# GIVEN EXERCISE:
Below are the entries; output exactly the lines from the one containing "Output a JSON" through the final line, inclusive.

# DATA FOR PROCESSING:

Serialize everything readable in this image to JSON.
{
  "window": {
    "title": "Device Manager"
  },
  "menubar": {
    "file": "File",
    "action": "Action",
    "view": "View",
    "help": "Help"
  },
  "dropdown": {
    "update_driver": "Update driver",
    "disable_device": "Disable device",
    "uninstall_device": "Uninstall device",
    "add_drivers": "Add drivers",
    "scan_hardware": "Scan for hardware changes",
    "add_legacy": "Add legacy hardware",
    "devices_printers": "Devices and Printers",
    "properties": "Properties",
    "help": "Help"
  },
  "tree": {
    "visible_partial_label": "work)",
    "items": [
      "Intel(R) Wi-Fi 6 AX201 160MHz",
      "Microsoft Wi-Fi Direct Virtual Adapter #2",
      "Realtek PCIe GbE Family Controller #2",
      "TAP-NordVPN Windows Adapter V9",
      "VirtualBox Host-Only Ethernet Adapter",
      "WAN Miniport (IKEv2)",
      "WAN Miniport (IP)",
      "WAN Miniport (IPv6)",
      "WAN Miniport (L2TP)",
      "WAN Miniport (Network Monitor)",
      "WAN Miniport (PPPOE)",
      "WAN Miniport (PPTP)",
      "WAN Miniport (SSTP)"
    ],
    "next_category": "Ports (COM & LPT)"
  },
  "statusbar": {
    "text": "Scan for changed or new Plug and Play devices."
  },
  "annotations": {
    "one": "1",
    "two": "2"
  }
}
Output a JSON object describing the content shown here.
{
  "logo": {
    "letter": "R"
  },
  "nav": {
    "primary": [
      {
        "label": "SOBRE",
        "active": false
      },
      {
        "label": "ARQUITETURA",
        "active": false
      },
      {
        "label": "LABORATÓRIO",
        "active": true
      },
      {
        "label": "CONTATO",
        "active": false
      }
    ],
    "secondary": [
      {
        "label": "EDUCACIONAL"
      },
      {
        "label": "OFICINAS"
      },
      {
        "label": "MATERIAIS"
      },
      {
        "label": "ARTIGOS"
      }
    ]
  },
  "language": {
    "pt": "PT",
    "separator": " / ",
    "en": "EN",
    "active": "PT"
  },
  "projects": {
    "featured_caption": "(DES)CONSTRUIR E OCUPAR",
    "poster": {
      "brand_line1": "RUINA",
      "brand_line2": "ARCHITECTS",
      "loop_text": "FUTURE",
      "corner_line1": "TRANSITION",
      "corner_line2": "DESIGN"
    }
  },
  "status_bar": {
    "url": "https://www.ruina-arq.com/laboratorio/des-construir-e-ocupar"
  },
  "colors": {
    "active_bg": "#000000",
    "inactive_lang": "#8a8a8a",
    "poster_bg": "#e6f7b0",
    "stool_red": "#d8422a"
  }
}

# WRITTEN ANSWER:
Output a JSON object describing the content shown here.
{
  "logo": {
    "letter": "R"
  },
  "nav": {
    "primary": [
      {
        "label": "SOBRE",
        "active": false
      },
      {
        "label": "ARQUITETURA",
        "active": false
      },
      {
        "label": "LABORATÓRIO",
        "active": true
      },
      {
        "label": "CONTATO",
        "active": false
      }
    ],
    "secondary": [
      {
        "label": "EDUCACIONAL"
      },
      {
        "label": "OFICINAS"
      },
      {
        "label": "MATERIAIS"
      },
      {
        "label": "ARTIGOS"
      }
    ]
  },
  "language": {
    "pt": "PT",
    "separator": " / ",
    "en": "EN",
    "active": "PT"
  },
  "projects": {
    "featured_caption": "(DES)CONSTRUIR E OCUPAR",
    "poster": {
      "brand_line1": "RUINA",
      "brand_line2": "ARCHITECTS",
      "loop_text": "FUTURE",
      "corner_line1": "TRANSITION",
      "corner_line2": "DESIGN"
    }
  },
  "status_bar": {
    "url": "https://www.ruina-arq.com/laboratorio/des-construir-e-ocupar"
  },
  "colors": {
    "active_bg": "#000000",
    "inactive_lang": "#8a8a8a",
    "poster_bg": "#e6f7b0",
    "stool_red": "#d8422a"
  }
}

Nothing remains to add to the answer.